▶ _How to complete this task_: Copy the part of the R code that opens with the words containing "library(doParallel)" and closes with "Xtr.hf = as.h2o(Xtr)", swapping "localhost" for "127.0.0.1".

▶ _Document passage_:

========


    library(foreach)
    library(doParallel)
    library(doSNOW)
    library(h2o)
    
    h2o.init(ip="localhost", nthreads=-1, max_mem_size = "5G") 
    
    Xtr.hf = as.h2o(Xtr)
    Xval.hf = as.h2o(Xval)
    
    cl = makeCluster(6, type="SOCK")
    registerDoSNOW(cl)
    junk <- foreach(i=1:6, 
                .packages=c("h2o"), 
                .errorhandling = "stop",
                .verbose=TRUE) %dopar% 
    {
       for ( j in 1:3 ) { 
         bm2 <- h2o.gbm(
         training_frame = Xtr.hf,  
         validation_frame = Xval.hf, 
         x=2:ncol(Xtr.hf),
         y=1,          
         distribution="gaussian",
         ntrees = 100,
         max_depth = 3,
         learn_rate = 0.1,
         nfolds = 1)
    
       #TODO: do something with bm2 here?
    
      }
      return(iname)  #???
    }
    stopCluster(cl)
    

    I.e. in outline form:

    • Start H2O, and load Xtr and Xval into it
    • Start 6 threads in your R client
    • In each thread make 3 GBM models (one after each other)

========

[Source records]
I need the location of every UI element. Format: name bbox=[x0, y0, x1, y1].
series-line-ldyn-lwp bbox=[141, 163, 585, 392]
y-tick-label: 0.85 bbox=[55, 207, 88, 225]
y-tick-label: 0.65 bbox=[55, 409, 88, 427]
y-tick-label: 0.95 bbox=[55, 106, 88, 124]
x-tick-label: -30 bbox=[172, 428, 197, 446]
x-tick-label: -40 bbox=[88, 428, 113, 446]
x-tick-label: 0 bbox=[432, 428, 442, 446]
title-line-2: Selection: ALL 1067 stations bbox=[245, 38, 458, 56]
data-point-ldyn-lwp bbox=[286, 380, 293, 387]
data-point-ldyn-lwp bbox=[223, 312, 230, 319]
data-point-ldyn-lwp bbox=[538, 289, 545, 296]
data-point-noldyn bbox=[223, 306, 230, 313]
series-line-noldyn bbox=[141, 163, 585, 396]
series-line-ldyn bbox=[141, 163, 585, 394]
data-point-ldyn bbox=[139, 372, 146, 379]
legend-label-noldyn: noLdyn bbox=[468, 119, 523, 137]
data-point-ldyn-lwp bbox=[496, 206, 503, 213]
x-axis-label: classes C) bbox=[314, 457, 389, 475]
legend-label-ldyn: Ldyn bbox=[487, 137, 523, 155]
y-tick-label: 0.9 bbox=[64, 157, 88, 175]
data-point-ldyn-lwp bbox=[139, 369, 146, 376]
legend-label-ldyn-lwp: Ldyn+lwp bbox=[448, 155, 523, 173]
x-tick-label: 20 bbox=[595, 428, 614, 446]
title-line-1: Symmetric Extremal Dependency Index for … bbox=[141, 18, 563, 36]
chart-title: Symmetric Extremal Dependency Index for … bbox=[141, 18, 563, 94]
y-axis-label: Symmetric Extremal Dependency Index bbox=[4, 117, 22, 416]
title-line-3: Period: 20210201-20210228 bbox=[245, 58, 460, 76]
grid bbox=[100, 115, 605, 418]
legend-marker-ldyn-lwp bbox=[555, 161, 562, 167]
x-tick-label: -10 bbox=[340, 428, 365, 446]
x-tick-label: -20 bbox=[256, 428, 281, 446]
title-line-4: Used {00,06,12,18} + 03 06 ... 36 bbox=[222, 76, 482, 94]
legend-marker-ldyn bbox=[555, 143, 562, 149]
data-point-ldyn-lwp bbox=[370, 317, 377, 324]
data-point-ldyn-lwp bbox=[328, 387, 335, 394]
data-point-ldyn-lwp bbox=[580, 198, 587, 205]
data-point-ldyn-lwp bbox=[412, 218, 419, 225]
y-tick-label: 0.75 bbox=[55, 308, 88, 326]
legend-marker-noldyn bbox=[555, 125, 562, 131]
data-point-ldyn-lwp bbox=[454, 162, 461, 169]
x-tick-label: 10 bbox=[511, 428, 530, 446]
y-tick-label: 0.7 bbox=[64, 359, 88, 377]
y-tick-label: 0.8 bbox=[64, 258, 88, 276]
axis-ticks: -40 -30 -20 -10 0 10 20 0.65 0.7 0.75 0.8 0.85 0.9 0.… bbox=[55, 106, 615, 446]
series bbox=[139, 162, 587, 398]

========

▶ _Answer box_:
library(doParallel)
    library(doSNOW)
    library(h2o)
    
    h2o.init(ip="127.0.0.1", nthreads=-1, max_mem_size = "5G") 
    
    Xtr.hf = as.h2o(Xtr)